(Exercise aim):
Write out the material below again, unchanged.

-- Start of Raw data --

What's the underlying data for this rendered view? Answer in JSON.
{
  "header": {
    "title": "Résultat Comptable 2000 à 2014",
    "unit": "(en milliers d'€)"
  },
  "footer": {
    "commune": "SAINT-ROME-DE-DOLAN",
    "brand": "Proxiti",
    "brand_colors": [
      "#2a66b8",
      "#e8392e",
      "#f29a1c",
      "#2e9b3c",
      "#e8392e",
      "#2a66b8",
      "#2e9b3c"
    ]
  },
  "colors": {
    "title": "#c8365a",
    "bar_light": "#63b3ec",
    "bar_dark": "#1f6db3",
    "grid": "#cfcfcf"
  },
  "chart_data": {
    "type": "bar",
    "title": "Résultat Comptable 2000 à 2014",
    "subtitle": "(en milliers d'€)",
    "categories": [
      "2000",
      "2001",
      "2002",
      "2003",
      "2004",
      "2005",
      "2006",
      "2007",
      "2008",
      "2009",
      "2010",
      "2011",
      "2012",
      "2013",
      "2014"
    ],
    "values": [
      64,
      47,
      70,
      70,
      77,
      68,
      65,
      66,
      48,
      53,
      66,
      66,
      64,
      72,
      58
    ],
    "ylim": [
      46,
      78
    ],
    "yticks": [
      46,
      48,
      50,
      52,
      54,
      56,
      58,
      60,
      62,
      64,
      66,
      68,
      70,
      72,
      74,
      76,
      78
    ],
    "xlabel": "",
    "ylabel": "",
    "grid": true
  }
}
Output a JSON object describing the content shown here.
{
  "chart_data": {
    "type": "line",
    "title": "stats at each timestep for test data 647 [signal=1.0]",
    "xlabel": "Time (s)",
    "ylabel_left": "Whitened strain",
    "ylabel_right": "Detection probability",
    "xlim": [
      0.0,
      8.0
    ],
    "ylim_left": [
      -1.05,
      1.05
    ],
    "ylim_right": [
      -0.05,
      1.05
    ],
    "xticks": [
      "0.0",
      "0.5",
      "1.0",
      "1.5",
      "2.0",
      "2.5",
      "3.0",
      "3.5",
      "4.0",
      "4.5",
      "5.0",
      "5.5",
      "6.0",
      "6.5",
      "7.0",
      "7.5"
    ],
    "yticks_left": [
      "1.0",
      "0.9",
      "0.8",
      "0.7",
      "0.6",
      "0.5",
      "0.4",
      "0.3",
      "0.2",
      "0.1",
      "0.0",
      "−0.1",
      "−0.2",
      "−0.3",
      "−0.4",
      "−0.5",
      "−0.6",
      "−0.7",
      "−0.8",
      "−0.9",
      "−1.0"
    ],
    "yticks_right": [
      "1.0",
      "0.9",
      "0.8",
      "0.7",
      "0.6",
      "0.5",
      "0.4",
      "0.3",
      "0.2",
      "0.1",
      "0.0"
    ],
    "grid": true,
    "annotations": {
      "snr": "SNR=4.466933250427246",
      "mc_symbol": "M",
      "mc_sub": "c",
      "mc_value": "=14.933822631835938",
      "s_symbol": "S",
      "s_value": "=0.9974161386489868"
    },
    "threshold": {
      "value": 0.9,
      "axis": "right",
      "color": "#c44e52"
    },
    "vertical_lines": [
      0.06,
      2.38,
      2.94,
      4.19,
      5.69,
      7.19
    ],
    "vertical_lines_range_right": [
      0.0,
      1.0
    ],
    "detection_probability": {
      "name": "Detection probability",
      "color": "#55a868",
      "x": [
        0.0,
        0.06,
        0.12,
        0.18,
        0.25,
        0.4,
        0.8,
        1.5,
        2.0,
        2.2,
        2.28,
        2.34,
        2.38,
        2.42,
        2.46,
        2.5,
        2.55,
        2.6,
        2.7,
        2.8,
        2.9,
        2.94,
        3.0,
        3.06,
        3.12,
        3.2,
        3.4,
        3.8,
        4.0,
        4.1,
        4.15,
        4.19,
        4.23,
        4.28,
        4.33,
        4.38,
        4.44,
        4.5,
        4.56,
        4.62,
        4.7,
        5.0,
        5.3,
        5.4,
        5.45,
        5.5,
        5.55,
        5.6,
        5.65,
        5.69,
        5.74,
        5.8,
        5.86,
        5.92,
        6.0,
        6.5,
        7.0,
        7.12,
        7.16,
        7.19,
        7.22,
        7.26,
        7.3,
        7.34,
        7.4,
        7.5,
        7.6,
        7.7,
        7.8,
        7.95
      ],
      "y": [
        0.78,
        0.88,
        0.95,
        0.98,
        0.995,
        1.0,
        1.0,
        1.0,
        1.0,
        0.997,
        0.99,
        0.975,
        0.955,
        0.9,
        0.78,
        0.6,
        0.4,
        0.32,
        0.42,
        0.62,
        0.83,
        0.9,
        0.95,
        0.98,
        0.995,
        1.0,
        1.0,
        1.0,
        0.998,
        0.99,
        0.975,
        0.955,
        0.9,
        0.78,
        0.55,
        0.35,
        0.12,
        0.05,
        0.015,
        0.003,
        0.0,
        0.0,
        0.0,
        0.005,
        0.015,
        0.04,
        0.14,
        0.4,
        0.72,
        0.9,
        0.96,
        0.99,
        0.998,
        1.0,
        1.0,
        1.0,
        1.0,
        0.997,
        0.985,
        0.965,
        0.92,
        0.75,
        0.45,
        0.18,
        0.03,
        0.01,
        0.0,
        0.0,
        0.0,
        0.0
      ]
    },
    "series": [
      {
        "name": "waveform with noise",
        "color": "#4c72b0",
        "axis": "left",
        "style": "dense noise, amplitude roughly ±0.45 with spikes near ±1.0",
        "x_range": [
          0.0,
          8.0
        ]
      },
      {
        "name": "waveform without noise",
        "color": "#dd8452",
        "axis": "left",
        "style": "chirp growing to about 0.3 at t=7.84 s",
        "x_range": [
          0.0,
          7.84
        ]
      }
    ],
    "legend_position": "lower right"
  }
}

-- End of Raw data --

(Solution below):
What's the underlying data for this rendered view? Answer in JSON.
{
  "header": {
    "title": "Résultat Comptable 2000 à 2014",
    "unit": "(en milliers d'€)"
  },
  "footer": {
    "commune": "SAINT-ROME-DE-DOLAN",
    "brand": "Proxiti",
    "brand_colors": [
      "#2a66b8",
      "#e8392e",
      "#f29a1c",
      "#2e9b3c",
      "#e8392e",
      "#2a66b8",
      "#2e9b3c"
    ]
  },
  "colors": {
    "title": "#c8365a",
    "bar_light": "#63b3ec",
    "bar_dark": "#1f6db3",
    "grid": "#cfcfcf"
  },
  "chart_data": {
    "type": "bar",
    "title": "Résultat Comptable 2000 à 2014",
    "subtitle": "(en milliers d'€)",
    "categories": [
      "2000",
      "2001",
      "2002",
      "2003",
      "2004",
      "2005",
      "2006",
      "2007",
      "2008",
      "2009",
      "2010",
      "2011",
      "2012",
      "2013",
      "2014"
    ],
    "values": [
      64,
      47,
      70,
      70,
      77,
      68,
      65,
      66,
      48,
      53,
      66,
      66,
      64,
      72,
      58
    ],
    "ylim": [
      46,
      78
    ],
    "yticks": [
      46,
      48,
      50,
      52,
      54,
      56,
      58,
      60,
      62,
      64,
      66,
      68,
      70,
      72,
      74,
      76,
      78
    ],
    "xlabel": "",
    "ylabel": "",
    "grid": true
  }
}
Output a JSON object describing the content shown here.
{
  "chart_data": {
    "type": "line",
    "title": "stats at each timestep for test data 647 [signal=1.0]",
    "xlabel": "Time (s)",
    "ylabel_left": "Whitened strain",
    "ylabel_right": "Detection probability",
    "xlim": [
      0.0,
      8.0
    ],
    "ylim_left": [
      -1.05,
      1.05
    ],
    "ylim_right": [
      -0.05,
      1.05
    ],
    "xticks": [
      "0.0",
      "0.5",
      "1.0",
      "1.5",
      "2.0",
      "2.5",
      "3.0",
      "3.5",
      "4.0",
      "4.5",
      "5.0",
      "5.5",
      "6.0",
      "6.5",
      "7.0",
      "7.5"
    ],
    "yticks_left": [
      "1.0",
      "0.9",
      "0.8",
      "0.7",
      "0.6",
      "0.5",
      "0.4",
      "0.3",
      "0.2",
      "0.1",
      "0.0",
      "−0.1",
      "−0.2",
      "−0.3",
      "−0.4",
      "−0.5",
      "−0.6",
      "−0.7",
      "−0.8",
      "−0.9",
      "−1.0"
    ],
    "yticks_right": [
      "1.0",
      "0.9",
      "0.8",
      "0.7",
      "0.6",
      "0.5",
      "0.4",
      "0.3",
      "0.2",
      "0.1",
      "0.0"
    ],
    "grid": true,
    "annotations": {
      "snr": "SNR=4.466933250427246",
      "mc_symbol": "M",
      "mc_sub": "c",
      "mc_value": "=14.933822631835938",
      "s_symbol": "S",
      "s_value": "=0.9974161386489868"
    },
    "threshold": {
      "value": 0.9,
      "axis": "right",
      "color": "#c44e52"
    },
    "vertical_lines": [
      0.06,
      2.38,
      2.94,
      4.19,
      5.69,
      7.19
    ],
    "vertical_lines_range_right": [
      0.0,
      1.0
    ],
    "detection_probability": {
      "name": "Detection probability",
      "color": "#55a868",
      "x": [
        0.0,
        0.06,
        0.12,
        0.18,
        0.25,
        0.4,
        0.8,
        1.5,
        2.0,
        2.2,
        2.28,
        2.34,
        2.38,
        2.42,
        2.46,
        2.5,
        2.55,
        2.6,
        2.7,
        2.8,
        2.9,
        2.94,
        3.0,
        3.06,
        3.12,
        3.2,
        3.4,
        3.8,
        4.0,
        4.1,
        4.15,
        4.19,
        4.23,
        4.28,
        4.33,
        4.38,
        4.44,
        4.5,
        4.56,
        4.62,
        4.7,
        5.0,
        5.3,
        5.4,
        5.45,
        5.5,
        5.55,
        5.6,
        5.65,
        5.69,
        5.74,
        5.8,
        5.86,
        5.92,
        6.0,
        6.5,
        7.0,
        7.12,
        7.16,
        7.19,
        7.22,
        7.26,
        7.3,
        7.34,
        7.4,
        7.5,
        7.6,
        7.7,
        7.8,
        7.95
      ],
      "y": [
        0.78,
        0.88,
        0.95,
        0.98,
        0.995,
        1.0,
        1.0,
        1.0,
        1.0,
        0.997,
        0.99,
        0.975,
        0.955,
        0.9,
        0.78,
        0.6,
        0.4,
        0.32,
        0.42,
        0.62,
        0.83,
        0.9,
        0.95,
        0.98,
        0.995,
        1.0,
        1.0,
        1.0,
        0.998,
        0.99,
        0.975,
        0.955,
        0.9,
        0.78,
        0.55,
        0.35,
        0.12,
        0.05,
        0.015,
        0.003,
        0.0,
        0.0,
        0.0,
        0.005,
        0.015,
        0.04,
        0.14,
        0.4,
        0.72,
        0.9,
        0.96,
        0.99,
        0.998,
        1.0,
        1.0,
        1.0,
        1.0,
        0.997,
        0.985,
        0.965,
        0.92,
        0.75,
        0.45,
        0.18,
        0.03,
        0.01,
        0.0,
        0.0,
        0.0,
        0.0
      ]
    },
    "series": [
      {
        "name": "waveform with noise",
        "color": "#4c72b0",
        "axis": "left",
        "style": "dense noise, amplitude roughly ±0.45 with spikes near ±1.0",
        "x_range": [
          0.0,
          8.0
        ]
      },
      {
        "name": "waveform without noise",
        "color": "#dd8452",
        "axis": "left",
        "style": "chirp growing to about 0.3 at t=7.84 s",
        "x_range": [
          0.0,
          7.84
        ]
      }
    ],
    "legend_position": "lower right"
  }
}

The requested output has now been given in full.